**** INPUT RECORDS

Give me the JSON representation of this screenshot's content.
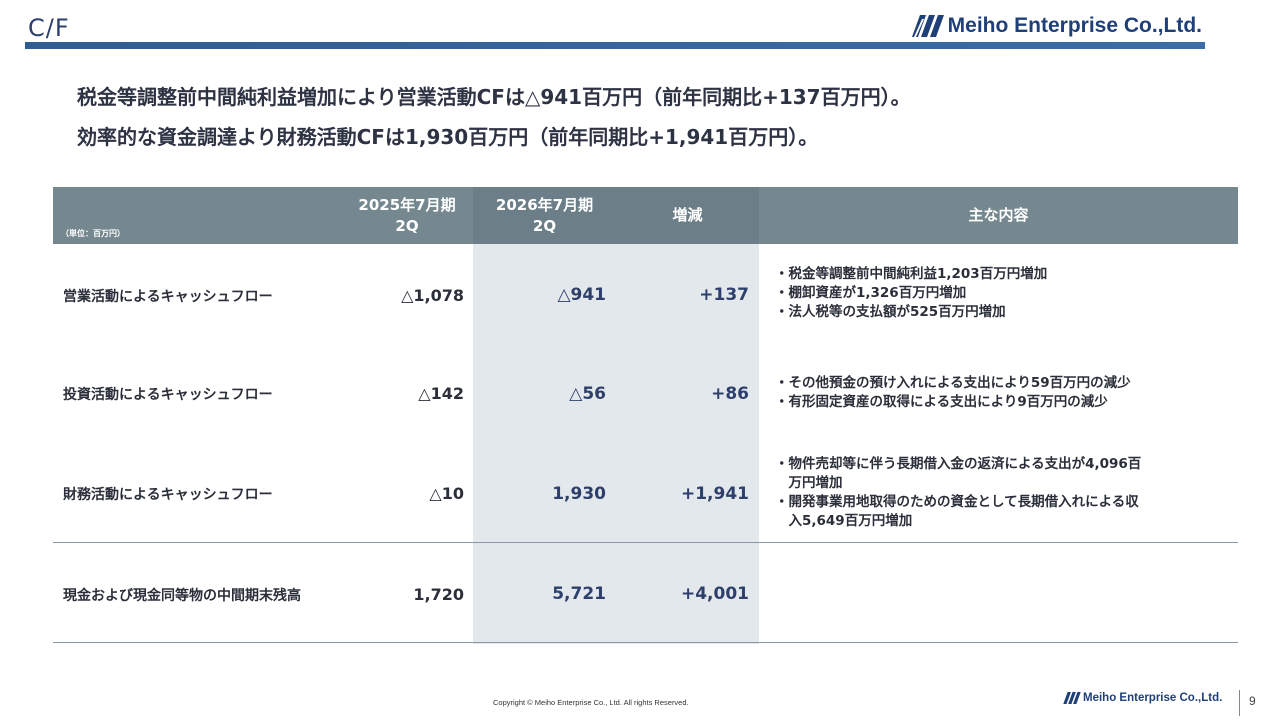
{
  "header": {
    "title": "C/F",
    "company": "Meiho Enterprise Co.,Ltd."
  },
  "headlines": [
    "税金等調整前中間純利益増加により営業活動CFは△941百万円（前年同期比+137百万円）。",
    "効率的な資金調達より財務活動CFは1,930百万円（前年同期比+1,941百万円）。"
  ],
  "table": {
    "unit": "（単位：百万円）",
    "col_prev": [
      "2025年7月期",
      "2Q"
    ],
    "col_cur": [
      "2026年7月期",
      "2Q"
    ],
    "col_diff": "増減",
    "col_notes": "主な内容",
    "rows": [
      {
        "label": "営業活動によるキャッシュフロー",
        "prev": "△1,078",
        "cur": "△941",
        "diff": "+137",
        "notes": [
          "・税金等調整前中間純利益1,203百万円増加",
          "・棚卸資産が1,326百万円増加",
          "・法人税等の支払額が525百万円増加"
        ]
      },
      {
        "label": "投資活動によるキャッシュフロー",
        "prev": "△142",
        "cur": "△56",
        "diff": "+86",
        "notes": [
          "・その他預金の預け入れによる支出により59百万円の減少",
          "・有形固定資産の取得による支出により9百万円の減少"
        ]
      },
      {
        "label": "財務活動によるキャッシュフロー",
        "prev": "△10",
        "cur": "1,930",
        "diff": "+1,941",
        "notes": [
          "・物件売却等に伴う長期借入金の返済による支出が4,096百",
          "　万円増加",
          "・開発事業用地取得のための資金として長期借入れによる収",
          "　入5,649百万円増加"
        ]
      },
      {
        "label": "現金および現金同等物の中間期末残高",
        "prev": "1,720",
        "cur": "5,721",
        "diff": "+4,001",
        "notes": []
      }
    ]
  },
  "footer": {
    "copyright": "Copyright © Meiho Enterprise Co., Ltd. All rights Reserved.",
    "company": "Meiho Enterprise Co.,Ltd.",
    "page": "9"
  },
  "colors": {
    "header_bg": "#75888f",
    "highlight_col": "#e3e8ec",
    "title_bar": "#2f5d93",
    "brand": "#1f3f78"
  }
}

********

EXERCISE OBJECTIVE:
In the listing above, locate each line with "label" and copy it.

TASK SOLUTION:
        "label": "営業活動によるキャッシュフロー",
        "label": "投資活動によるキャッシュフロー",
        "label": "財務活動によるキャッシュフロー",
        "label": "現金および現金同等物の中間期末残高",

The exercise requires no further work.